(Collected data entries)
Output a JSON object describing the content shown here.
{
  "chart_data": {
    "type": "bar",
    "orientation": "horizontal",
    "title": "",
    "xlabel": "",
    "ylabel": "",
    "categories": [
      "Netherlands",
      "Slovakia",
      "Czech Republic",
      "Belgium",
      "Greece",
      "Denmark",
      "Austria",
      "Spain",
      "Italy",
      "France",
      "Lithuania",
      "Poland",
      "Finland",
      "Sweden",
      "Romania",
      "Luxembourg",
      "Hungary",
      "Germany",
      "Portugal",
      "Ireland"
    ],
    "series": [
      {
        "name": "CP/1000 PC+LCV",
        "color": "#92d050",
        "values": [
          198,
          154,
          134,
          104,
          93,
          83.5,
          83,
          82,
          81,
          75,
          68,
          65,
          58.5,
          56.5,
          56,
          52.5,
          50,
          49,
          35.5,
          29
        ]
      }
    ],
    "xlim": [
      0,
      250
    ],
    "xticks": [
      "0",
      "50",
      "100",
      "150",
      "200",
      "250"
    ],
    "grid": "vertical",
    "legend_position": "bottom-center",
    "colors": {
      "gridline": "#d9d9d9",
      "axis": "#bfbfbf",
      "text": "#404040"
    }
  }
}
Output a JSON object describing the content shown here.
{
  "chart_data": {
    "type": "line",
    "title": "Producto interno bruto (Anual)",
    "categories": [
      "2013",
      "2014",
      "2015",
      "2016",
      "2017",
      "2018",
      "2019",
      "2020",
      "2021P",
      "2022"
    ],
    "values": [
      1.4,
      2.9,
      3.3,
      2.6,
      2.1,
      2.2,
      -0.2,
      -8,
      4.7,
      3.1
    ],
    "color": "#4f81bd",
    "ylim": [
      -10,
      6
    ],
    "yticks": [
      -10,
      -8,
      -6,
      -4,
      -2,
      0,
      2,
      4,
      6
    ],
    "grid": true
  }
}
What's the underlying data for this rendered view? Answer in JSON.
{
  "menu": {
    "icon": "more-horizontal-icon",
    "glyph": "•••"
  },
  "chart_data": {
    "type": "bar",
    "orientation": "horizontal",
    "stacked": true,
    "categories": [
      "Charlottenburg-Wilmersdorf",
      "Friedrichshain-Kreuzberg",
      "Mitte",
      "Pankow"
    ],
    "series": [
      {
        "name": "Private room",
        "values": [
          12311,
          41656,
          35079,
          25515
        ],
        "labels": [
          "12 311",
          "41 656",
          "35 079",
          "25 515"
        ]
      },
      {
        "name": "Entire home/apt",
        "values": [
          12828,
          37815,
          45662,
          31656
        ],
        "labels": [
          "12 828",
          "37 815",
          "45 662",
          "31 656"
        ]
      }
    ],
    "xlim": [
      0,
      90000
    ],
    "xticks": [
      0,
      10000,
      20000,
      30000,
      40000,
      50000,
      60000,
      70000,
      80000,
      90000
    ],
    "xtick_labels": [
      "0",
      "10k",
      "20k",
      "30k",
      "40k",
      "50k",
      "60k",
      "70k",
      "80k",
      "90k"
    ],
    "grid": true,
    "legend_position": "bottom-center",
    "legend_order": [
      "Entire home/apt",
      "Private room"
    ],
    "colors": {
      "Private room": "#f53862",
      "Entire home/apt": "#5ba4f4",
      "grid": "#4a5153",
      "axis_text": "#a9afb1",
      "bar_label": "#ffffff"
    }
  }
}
==
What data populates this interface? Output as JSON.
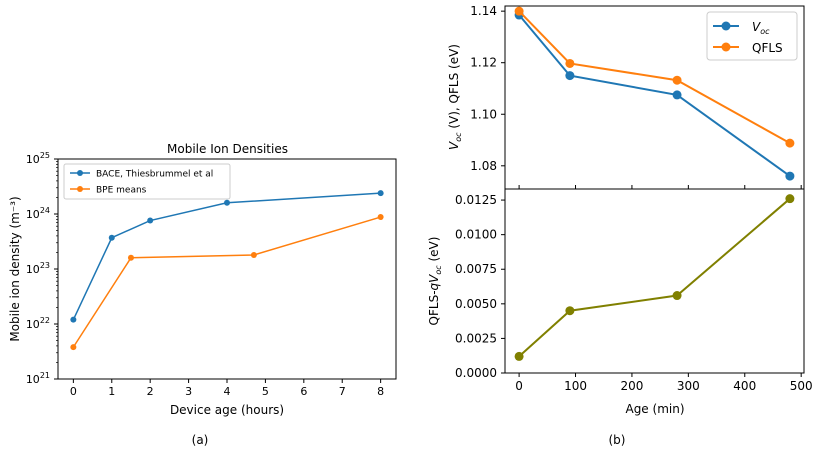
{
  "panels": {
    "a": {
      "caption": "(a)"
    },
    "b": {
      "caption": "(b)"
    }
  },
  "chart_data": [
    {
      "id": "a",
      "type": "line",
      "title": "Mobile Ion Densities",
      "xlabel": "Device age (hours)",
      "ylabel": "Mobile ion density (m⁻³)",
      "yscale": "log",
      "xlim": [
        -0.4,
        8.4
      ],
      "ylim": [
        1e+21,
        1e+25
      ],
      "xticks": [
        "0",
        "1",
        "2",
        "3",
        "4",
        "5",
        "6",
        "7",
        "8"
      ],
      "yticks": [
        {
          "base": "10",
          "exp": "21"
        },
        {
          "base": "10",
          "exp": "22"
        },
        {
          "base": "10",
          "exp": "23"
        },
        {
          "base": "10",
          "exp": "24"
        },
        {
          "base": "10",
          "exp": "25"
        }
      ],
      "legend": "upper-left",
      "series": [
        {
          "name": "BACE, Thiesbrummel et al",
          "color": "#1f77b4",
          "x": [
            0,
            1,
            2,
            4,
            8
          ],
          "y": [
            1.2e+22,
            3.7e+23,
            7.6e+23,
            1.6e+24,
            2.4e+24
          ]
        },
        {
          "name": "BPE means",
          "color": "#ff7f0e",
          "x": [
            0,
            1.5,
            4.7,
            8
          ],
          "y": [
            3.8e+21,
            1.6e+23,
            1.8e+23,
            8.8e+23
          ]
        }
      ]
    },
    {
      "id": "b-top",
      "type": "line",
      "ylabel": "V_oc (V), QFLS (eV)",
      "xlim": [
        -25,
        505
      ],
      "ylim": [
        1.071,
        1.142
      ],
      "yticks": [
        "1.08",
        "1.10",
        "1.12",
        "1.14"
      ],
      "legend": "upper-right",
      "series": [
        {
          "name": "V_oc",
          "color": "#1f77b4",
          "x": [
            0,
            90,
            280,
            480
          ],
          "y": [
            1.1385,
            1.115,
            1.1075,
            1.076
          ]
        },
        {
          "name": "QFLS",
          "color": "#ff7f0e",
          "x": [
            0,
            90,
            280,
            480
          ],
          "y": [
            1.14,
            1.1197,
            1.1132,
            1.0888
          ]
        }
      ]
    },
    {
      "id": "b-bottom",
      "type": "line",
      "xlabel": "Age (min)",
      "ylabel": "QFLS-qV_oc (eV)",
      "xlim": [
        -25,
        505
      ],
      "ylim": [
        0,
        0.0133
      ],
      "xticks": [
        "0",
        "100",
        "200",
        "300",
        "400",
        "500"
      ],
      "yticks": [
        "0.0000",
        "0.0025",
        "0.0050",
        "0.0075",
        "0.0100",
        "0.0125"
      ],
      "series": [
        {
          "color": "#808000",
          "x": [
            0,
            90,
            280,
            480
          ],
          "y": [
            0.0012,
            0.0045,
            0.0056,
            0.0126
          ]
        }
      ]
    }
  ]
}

WHAT TO DO
Copy out each line of the records that holds the string "home".

SOLUTION BELOW
        "name": "Entire home/apt",
      "Entire home/apt",
      "Entire home/apt": "#5ba4f4",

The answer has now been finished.